→ **THE REQUEST**:
Check every line for the word "this" and state how many lines have it. Reply with the number alone.

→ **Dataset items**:
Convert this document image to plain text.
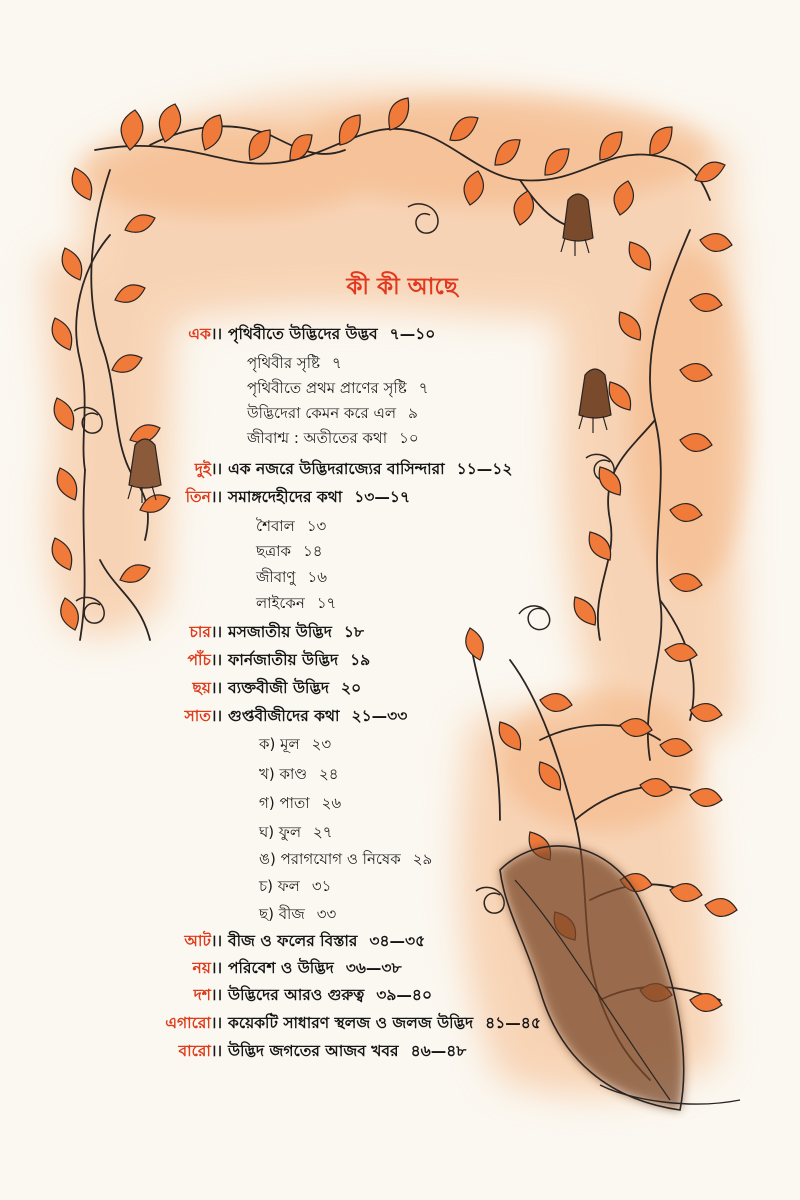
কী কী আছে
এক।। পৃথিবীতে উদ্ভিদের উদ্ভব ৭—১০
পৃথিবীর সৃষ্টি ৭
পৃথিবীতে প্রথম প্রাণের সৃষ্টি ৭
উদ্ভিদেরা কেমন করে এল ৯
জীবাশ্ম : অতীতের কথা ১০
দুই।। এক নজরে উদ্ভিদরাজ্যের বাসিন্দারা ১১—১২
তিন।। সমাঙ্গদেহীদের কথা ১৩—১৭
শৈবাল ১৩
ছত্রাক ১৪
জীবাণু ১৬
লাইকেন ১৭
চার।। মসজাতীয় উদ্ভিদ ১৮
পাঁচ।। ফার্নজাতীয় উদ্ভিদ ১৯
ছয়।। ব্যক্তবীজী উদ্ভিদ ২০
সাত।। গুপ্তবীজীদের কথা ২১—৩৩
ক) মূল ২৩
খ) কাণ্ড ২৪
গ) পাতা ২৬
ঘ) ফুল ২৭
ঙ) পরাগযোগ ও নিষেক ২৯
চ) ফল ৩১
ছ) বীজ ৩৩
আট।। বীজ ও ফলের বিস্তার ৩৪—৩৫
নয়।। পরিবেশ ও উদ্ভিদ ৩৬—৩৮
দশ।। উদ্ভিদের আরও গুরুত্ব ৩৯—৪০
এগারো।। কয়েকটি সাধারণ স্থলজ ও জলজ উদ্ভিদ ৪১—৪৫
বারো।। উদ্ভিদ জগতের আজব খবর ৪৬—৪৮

...

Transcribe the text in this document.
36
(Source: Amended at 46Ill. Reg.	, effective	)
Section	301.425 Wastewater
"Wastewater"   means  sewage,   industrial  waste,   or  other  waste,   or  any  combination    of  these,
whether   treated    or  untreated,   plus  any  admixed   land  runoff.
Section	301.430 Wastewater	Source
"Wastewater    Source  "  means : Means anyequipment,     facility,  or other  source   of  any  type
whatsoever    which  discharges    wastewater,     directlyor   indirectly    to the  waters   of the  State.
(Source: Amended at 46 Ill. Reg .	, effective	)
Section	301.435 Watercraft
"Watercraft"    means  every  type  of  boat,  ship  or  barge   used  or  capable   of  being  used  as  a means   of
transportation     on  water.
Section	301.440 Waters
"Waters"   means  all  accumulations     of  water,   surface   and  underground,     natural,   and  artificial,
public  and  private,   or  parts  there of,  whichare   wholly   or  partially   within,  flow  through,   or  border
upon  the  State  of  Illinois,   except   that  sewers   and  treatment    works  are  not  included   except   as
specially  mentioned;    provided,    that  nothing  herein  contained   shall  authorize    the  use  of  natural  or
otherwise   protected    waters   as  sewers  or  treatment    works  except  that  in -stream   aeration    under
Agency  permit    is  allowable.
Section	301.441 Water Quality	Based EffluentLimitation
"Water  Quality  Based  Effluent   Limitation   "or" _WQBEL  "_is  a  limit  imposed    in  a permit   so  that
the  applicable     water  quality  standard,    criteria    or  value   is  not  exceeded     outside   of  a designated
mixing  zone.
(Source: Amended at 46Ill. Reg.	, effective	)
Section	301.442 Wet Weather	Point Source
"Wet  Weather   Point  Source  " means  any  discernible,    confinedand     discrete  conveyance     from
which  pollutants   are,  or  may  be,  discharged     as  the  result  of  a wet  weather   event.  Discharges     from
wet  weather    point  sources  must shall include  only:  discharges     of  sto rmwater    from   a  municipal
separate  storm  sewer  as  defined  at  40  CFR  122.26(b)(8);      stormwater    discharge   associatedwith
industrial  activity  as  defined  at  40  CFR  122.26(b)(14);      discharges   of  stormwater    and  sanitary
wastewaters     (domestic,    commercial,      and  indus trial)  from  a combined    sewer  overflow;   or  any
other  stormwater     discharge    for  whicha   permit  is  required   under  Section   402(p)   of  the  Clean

→ **FULL SOLUTION**:
2